# [YOUR GOAL]
Retype the listing that follows, word for word.

------------------------

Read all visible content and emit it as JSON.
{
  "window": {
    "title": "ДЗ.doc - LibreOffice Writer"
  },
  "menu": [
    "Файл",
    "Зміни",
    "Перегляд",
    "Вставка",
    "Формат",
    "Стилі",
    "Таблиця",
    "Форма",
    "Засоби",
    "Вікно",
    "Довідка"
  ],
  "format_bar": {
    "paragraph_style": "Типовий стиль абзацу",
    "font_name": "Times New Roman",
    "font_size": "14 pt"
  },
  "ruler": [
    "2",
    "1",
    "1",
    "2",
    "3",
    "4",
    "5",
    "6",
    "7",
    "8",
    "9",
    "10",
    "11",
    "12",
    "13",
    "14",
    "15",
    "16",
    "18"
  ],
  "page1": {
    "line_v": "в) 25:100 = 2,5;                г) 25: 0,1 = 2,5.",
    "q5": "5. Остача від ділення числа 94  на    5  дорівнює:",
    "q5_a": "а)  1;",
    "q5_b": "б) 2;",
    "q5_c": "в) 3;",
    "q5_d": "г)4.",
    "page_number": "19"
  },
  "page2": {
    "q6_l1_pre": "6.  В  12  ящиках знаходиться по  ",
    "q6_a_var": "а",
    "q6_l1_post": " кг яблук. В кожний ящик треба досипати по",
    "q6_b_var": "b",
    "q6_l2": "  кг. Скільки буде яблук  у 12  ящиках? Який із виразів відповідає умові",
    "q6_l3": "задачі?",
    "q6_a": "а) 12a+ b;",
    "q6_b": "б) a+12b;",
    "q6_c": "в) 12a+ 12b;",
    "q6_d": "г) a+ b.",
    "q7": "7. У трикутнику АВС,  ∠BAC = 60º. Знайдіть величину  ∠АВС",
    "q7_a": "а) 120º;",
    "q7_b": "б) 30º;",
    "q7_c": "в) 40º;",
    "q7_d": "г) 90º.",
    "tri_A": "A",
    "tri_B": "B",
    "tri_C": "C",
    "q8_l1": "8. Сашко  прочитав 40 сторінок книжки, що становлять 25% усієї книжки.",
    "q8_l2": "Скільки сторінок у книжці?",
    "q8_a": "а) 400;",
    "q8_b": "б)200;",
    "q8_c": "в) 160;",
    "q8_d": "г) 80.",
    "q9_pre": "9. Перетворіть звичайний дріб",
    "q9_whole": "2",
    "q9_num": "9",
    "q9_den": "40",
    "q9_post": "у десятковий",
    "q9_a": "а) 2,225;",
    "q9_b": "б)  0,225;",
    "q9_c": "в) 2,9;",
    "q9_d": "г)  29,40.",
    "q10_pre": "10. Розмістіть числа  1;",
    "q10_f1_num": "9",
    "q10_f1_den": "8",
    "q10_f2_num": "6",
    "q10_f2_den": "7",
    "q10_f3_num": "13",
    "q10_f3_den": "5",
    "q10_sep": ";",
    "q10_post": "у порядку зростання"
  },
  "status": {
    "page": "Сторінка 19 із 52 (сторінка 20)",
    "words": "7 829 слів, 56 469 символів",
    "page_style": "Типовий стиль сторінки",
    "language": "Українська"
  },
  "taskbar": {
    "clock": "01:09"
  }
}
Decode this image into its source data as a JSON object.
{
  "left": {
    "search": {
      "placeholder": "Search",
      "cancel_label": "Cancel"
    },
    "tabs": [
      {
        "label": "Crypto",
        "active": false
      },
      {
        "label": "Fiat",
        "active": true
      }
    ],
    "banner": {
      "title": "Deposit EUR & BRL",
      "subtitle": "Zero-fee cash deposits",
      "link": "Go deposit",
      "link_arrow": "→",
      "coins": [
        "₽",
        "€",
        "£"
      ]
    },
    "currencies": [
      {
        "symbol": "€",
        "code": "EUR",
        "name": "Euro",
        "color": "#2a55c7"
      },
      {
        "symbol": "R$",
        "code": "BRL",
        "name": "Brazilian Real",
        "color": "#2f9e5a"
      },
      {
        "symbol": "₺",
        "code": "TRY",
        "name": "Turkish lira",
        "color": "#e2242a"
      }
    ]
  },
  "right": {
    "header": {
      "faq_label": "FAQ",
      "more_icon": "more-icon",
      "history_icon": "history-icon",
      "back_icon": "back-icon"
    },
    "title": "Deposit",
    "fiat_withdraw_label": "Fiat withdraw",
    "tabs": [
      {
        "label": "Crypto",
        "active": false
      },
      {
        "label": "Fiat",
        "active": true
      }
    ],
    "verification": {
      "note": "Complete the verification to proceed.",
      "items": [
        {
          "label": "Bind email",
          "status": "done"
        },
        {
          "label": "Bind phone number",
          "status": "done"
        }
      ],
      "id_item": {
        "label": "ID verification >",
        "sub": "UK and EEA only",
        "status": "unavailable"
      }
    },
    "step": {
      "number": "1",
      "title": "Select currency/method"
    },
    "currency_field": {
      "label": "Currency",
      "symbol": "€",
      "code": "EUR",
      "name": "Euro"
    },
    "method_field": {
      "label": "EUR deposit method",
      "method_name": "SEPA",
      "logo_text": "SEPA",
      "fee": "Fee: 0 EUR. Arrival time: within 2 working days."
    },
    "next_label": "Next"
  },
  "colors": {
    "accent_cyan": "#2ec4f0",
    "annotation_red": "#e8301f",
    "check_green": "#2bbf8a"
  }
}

------------------------

# [WORKED SOLUTION]
Read all visible content and emit it as JSON.
{
  "window": {
    "title": "ДЗ.doc - LibreOffice Writer"
  },
  "menu": [
    "Файл",
    "Зміни",
    "Перегляд",
    "Вставка",
    "Формат",
    "Стилі",
    "Таблиця",
    "Форма",
    "Засоби",
    "Вікно",
    "Довідка"
  ],
  "format_bar": {
    "paragraph_style": "Типовий стиль абзацу",
    "font_name": "Times New Roman",
    "font_size": "14 pt"
  },
  "ruler": [
    "2",
    "1",
    "1",
    "2",
    "3",
    "4",
    "5",
    "6",
    "7",
    "8",
    "9",
    "10",
    "11",
    "12",
    "13",
    "14",
    "15",
    "16",
    "18"
  ],
  "page1": {
    "line_v": "в) 25:100 = 2,5;                г) 25: 0,1 = 2,5.",
    "q5": "5. Остача від ділення числа 94  на    5  дорівнює:",
    "q5_a": "а)  1;",
    "q5_b": "б) 2;",
    "q5_c": "в) 3;",
    "q5_d": "г)4.",
    "page_number": "19"
  },
  "page2": {
    "q6_l1_pre": "6.  В  12  ящиках знаходиться по  ",
    "q6_a_var": "а",
    "q6_l1_post": " кг яблук. В кожний ящик треба досипати по",
    "q6_b_var": "b",
    "q6_l2": "  кг. Скільки буде яблук  у 12  ящиках? Який із виразів відповідає умові",
    "q6_l3": "задачі?",
    "q6_a": "а) 12a+ b;",
    "q6_b": "б) a+12b;",
    "q6_c": "в) 12a+ 12b;",
    "q6_d": "г) a+ b.",
    "q7": "7. У трикутнику АВС,  ∠BAC = 60º. Знайдіть величину  ∠АВС",
    "q7_a": "а) 120º;",
    "q7_b": "б) 30º;",
    "q7_c": "в) 40º;",
    "q7_d": "г) 90º.",
    "tri_A": "A",
    "tri_B": "B",
    "tri_C": "C",
    "q8_l1": "8. Сашко  прочитав 40 сторінок книжки, що становлять 25% усієї книжки.",
    "q8_l2": "Скільки сторінок у книжці?",
    "q8_a": "а) 400;",
    "q8_b": "б)200;",
    "q8_c": "в) 160;",
    "q8_d": "г) 80.",
    "q9_pre": "9. Перетворіть звичайний дріб",
    "q9_whole": "2",
    "q9_num": "9",
    "q9_den": "40",
    "q9_post": "у десятковий",
    "q9_a": "а) 2,225;",
    "q9_b": "б)  0,225;",
    "q9_c": "в) 2,9;",
    "q9_d": "г)  29,40.",
    "q10_pre": "10. Розмістіть числа  1;",
    "q10_f1_num": "9",
    "q10_f1_den": "8",
    "q10_f2_num": "6",
    "q10_f2_den": "7",
    "q10_f3_num": "13",
    "q10_f3_den": "5",
    "q10_sep": ";",
    "q10_post": "у порядку зростання"
  },
  "status": {
    "page": "Сторінка 19 із 52 (сторінка 20)",
    "words": "7 829 слів, 56 469 символів",
    "page_style": "Типовий стиль сторінки",
    "language": "Українська"
  },
  "taskbar": {
    "clock": "01:09"
  }
}
Decode this image into its source data as a JSON object.
{
  "left": {
    "search": {
      "placeholder": "Search",
      "cancel_label": "Cancel"
    },
    "tabs": [
      {
        "label": "Crypto",
        "active": false
      },
      {
        "label": "Fiat",
        "active": true
      }
    ],
    "banner": {
      "title": "Deposit EUR & BRL",
      "subtitle": "Zero-fee cash deposits",
      "link": "Go deposit",
      "link_arrow": "→",
      "coins": [
        "₽",
        "€",
        "£"
      ]
    },
    "currencies": [
      {
        "symbol": "€",
        "code": "EUR",
        "name": "Euro",
        "color": "#2a55c7"
      },
      {
        "symbol": "R$",
        "code": "BRL",
        "name": "Brazilian Real",
        "color": "#2f9e5a"
      },
      {
        "symbol": "₺",
        "code": "TRY",
        "name": "Turkish lira",
        "color": "#e2242a"
      }
    ]
  },
  "right": {
    "header": {
      "faq_label": "FAQ",
      "more_icon": "more-icon",
      "history_icon": "history-icon",
      "back_icon": "back-icon"
    },
    "title": "Deposit",
    "fiat_withdraw_label": "Fiat withdraw",
    "tabs": [
      {
        "label": "Crypto",
        "active": false
      },
      {
        "label": "Fiat",
        "active": true
      }
    ],
    "verification": {
      "note": "Complete the verification to proceed.",
      "items": [
        {
          "label": "Bind email",
          "status": "done"
        },
        {
          "label": "Bind phone number",
          "status": "done"
        }
      ],
      "id_item": {
        "label": "ID verification >",
        "sub": "UK and EEA only",
        "status": "unavailable"
      }
    },
    "step": {
      "number": "1",
      "title": "Select currency/method"
    },
    "currency_field": {
      "label": "Currency",
      "symbol": "€",
      "code": "EUR",
      "name": "Euro"
    },
    "method_field": {
      "label": "EUR deposit method",
      "method_name": "SEPA",
      "logo_text": "SEPA",
      "fee": "Fee: 0 EUR. Arrival time: within 2 working days."
    },
    "next_label": "Next"
  },
  "colors": {
    "accent_cyan": "#2ec4f0",
    "annotation_red": "#e8301f",
    "check_green": "#2bbf8a"
  }
}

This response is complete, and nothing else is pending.